> **Direction**:
Retype the complete listing exactly as it appears.

> **Data shown**:
————————

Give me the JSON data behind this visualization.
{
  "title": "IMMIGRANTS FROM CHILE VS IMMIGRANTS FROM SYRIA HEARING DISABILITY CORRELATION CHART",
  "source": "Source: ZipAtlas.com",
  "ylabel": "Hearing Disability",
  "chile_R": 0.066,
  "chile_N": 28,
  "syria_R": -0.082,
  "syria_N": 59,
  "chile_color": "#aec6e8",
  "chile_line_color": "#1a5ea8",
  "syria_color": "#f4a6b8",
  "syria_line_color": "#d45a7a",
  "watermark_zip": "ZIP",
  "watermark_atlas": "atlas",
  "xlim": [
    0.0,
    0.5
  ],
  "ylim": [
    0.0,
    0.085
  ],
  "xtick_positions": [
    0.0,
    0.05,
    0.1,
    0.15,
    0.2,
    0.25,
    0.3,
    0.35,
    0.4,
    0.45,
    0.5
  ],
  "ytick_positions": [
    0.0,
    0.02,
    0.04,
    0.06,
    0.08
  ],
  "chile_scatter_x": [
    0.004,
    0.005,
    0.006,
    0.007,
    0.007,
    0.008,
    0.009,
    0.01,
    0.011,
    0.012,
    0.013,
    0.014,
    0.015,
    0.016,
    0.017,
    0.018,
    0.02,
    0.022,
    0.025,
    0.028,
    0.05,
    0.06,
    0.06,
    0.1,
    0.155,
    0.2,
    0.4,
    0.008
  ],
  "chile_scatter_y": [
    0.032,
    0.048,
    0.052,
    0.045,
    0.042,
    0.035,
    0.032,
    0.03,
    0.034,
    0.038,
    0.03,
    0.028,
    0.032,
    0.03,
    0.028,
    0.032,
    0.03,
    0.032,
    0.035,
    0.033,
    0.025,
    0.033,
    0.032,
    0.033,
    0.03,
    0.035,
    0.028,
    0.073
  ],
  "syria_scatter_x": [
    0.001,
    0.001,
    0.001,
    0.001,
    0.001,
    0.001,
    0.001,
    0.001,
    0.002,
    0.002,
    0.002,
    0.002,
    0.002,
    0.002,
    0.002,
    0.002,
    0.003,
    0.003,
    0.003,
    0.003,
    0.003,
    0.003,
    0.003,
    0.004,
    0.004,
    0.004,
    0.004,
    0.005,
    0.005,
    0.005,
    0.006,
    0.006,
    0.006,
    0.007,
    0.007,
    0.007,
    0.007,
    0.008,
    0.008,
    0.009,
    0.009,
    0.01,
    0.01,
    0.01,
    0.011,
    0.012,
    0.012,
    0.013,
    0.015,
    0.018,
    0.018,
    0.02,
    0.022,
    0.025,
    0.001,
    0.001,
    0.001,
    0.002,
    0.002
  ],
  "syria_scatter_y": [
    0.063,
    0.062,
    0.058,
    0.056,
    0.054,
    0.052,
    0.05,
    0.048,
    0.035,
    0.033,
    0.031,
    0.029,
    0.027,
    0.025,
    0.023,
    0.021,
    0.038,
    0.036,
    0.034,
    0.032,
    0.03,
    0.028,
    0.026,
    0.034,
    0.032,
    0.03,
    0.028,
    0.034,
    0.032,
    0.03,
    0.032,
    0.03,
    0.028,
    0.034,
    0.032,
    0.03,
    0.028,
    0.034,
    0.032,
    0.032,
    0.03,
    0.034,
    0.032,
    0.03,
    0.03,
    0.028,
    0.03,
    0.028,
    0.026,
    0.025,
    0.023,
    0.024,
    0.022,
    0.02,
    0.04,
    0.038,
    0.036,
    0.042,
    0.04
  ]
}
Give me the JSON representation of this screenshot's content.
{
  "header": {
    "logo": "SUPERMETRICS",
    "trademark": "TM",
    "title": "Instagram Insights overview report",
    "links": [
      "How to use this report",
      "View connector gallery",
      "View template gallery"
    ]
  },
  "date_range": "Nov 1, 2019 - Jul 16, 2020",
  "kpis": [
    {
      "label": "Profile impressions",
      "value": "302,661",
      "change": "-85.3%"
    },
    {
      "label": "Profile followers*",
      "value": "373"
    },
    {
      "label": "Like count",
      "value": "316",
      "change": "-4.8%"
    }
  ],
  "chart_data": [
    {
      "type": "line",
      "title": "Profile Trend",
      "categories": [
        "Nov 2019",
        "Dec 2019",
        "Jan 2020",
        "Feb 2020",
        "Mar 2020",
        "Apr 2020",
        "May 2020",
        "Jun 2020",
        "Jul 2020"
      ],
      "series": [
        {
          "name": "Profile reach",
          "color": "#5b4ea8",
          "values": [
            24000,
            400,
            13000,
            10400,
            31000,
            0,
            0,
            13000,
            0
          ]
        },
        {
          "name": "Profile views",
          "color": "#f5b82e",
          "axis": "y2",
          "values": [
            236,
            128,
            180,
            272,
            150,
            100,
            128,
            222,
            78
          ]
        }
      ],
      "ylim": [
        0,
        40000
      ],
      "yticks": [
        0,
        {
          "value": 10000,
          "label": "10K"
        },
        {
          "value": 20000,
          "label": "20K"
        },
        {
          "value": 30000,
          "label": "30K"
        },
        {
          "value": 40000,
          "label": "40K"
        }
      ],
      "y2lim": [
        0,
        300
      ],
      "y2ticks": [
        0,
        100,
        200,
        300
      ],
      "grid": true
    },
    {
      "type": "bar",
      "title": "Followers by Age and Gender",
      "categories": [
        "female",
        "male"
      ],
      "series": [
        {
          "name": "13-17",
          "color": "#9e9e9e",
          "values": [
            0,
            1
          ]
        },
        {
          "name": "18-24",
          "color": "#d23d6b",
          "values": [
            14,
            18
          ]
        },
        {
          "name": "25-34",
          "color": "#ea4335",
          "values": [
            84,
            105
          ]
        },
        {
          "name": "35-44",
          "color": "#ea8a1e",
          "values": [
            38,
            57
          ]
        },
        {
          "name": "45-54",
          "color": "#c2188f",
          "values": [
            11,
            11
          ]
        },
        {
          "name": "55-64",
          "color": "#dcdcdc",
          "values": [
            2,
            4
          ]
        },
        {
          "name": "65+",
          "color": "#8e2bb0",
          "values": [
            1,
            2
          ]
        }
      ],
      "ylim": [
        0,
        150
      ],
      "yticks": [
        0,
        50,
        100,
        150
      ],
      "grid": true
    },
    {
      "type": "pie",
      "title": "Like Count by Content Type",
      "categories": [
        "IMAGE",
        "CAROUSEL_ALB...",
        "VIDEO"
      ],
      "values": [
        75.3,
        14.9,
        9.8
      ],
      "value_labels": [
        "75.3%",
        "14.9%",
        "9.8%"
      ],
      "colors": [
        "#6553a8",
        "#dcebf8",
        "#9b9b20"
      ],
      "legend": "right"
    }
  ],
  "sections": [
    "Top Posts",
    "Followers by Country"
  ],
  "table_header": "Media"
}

————————

> **Answer to the exercise**:
Give me the JSON data behind this visualization.
{
  "title": "IMMIGRANTS FROM CHILE VS IMMIGRANTS FROM SYRIA HEARING DISABILITY CORRELATION CHART",
  "source": "Source: ZipAtlas.com",
  "ylabel": "Hearing Disability",
  "chile_R": 0.066,
  "chile_N": 28,
  "syria_R": -0.082,
  "syria_N": 59,
  "chile_color": "#aec6e8",
  "chile_line_color": "#1a5ea8",
  "syria_color": "#f4a6b8",
  "syria_line_color": "#d45a7a",
  "watermark_zip": "ZIP",
  "watermark_atlas": "atlas",
  "xlim": [
    0.0,
    0.5
  ],
  "ylim": [
    0.0,
    0.085
  ],
  "xtick_positions": [
    0.0,
    0.05,
    0.1,
    0.15,
    0.2,
    0.25,
    0.3,
    0.35,
    0.4,
    0.45,
    0.5
  ],
  "ytick_positions": [
    0.0,
    0.02,
    0.04,
    0.06,
    0.08
  ],
  "chile_scatter_x": [
    0.004,
    0.005,
    0.006,
    0.007,
    0.007,
    0.008,
    0.009,
    0.01,
    0.011,
    0.012,
    0.013,
    0.014,
    0.015,
    0.016,
    0.017,
    0.018,
    0.02,
    0.022,
    0.025,
    0.028,
    0.05,
    0.06,
    0.06,
    0.1,
    0.155,
    0.2,
    0.4,
    0.008
  ],
  "chile_scatter_y": [
    0.032,
    0.048,
    0.052,
    0.045,
    0.042,
    0.035,
    0.032,
    0.03,
    0.034,
    0.038,
    0.03,
    0.028,
    0.032,
    0.03,
    0.028,
    0.032,
    0.03,
    0.032,
    0.035,
    0.033,
    0.025,
    0.033,
    0.032,
    0.033,
    0.03,
    0.035,
    0.028,
    0.073
  ],
  "syria_scatter_x": [
    0.001,
    0.001,
    0.001,
    0.001,
    0.001,
    0.001,
    0.001,
    0.001,
    0.002,
    0.002,
    0.002,
    0.002,
    0.002,
    0.002,
    0.002,
    0.002,
    0.003,
    0.003,
    0.003,
    0.003,
    0.003,
    0.003,
    0.003,
    0.004,
    0.004,
    0.004,
    0.004,
    0.005,
    0.005,
    0.005,
    0.006,
    0.006,
    0.006,
    0.007,
    0.007,
    0.007,
    0.007,
    0.008,
    0.008,
    0.009,
    0.009,
    0.01,
    0.01,
    0.01,
    0.011,
    0.012,
    0.012,
    0.013,
    0.015,
    0.018,
    0.018,
    0.02,
    0.022,
    0.025,
    0.001,
    0.001,
    0.001,
    0.002,
    0.002
  ],
  "syria_scatter_y": [
    0.063,
    0.062,
    0.058,
    0.056,
    0.054,
    0.052,
    0.05,
    0.048,
    0.035,
    0.033,
    0.031,
    0.029,
    0.027,
    0.025,
    0.023,
    0.021,
    0.038,
    0.036,
    0.034,
    0.032,
    0.03,
    0.028,
    0.026,
    0.034,
    0.032,
    0.03,
    0.028,
    0.034,
    0.032,
    0.03,
    0.032,
    0.03,
    0.028,
    0.034,
    0.032,
    0.03,
    0.028,
    0.034,
    0.032,
    0.032,
    0.03,
    0.034,
    0.032,
    0.03,
    0.03,
    0.028,
    0.03,
    0.028,
    0.026,
    0.025,
    0.023,
    0.024,
    0.022,
    0.02,
    0.04,
    0.038,
    0.036,
    0.042,
    0.04
  ]
}
Give me the JSON representation of this screenshot's content.
{
  "header": {
    "logo": "SUPERMETRICS",
    "trademark": "TM",
    "title": "Instagram Insights overview report",
    "links": [
      "How to use this report",
      "View connector gallery",
      "View template gallery"
    ]
  },
  "date_range": "Nov 1, 2019 - Jul 16, 2020",
  "kpis": [
    {
      "label": "Profile impressions",
      "value": "302,661",
      "change": "-85.3%"
    },
    {
      "label": "Profile followers*",
      "value": "373"
    },
    {
      "label": "Like count",
      "value": "316",
      "change": "-4.8%"
    }
  ],
  "chart_data": [
    {
      "type": "line",
      "title": "Profile Trend",
      "categories": [
        "Nov 2019",
        "Dec 2019",
        "Jan 2020",
        "Feb 2020",
        "Mar 2020",
        "Apr 2020",
        "May 2020",
        "Jun 2020",
        "Jul 2020"
      ],
      "series": [
        {
          "name": "Profile reach",
          "color": "#5b4ea8",
          "values": [
            24000,
            400,
            13000,
            10400,
            31000,
            0,
            0,
            13000,
            0
          ]
        },
        {
          "name": "Profile views",
          "color": "#f5b82e",
          "axis": "y2",
          "values": [
            236,
            128,
            180,
            272,
            150,
            100,
            128,
            222,
            78
          ]
        }
      ],
      "ylim": [
        0,
        40000
      ],
      "yticks": [
        0,
        {
          "value": 10000,
          "label": "10K"
        },
        {
          "value": 20000,
          "label": "20K"
        },
        {
          "value": 30000,
          "label": "30K"
        },
        {
          "value": 40000,
          "label": "40K"
        }
      ],
      "y2lim": [
        0,
        300
      ],
      "y2ticks": [
        0,
        100,
        200,
        300
      ],
      "grid": true
    },
    {
      "type": "bar",
      "title": "Followers by Age and Gender",
      "categories": [
        "female",
        "male"
      ],
      "series": [
        {
          "name": "13-17",
          "color": "#9e9e9e",
          "values": [
            0,
            1
          ]
        },
        {
          "name": "18-24",
          "color": "#d23d6b",
          "values": [
            14,
            18
          ]
        },
        {
          "name": "25-34",
          "color": "#ea4335",
          "values": [
            84,
            105
          ]
        },
        {
          "name": "35-44",
          "color": "#ea8a1e",
          "values": [
            38,
            57
          ]
        },
        {
          "name": "45-54",
          "color": "#c2188f",
          "values": [
            11,
            11
          ]
        },
        {
          "name": "55-64",
          "color": "#dcdcdc",
          "values": [
            2,
            4
          ]
        },
        {
          "name": "65+",
          "color": "#8e2bb0",
          "values": [
            1,
            2
          ]
        }
      ],
      "ylim": [
        0,
        150
      ],
      "yticks": [
        0,
        50,
        100,
        150
      ],
      "grid": true
    },
    {
      "type": "pie",
      "title": "Like Count by Content Type",
      "categories": [
        "IMAGE",
        "CAROUSEL_ALB...",
        "VIDEO"
      ],
      "values": [
        75.3,
        14.9,
        9.8
      ],
      "value_labels": [
        "75.3%",
        "14.9%",
        "9.8%"
      ],
      "colors": [
        "#6553a8",
        "#dcebf8",
        "#9b9b20"
      ],
      "legend": "right"
    }
  ],
  "sections": [
    "Top Posts",
    "Followers by Country"
  ],
  "table_header": "Media"
}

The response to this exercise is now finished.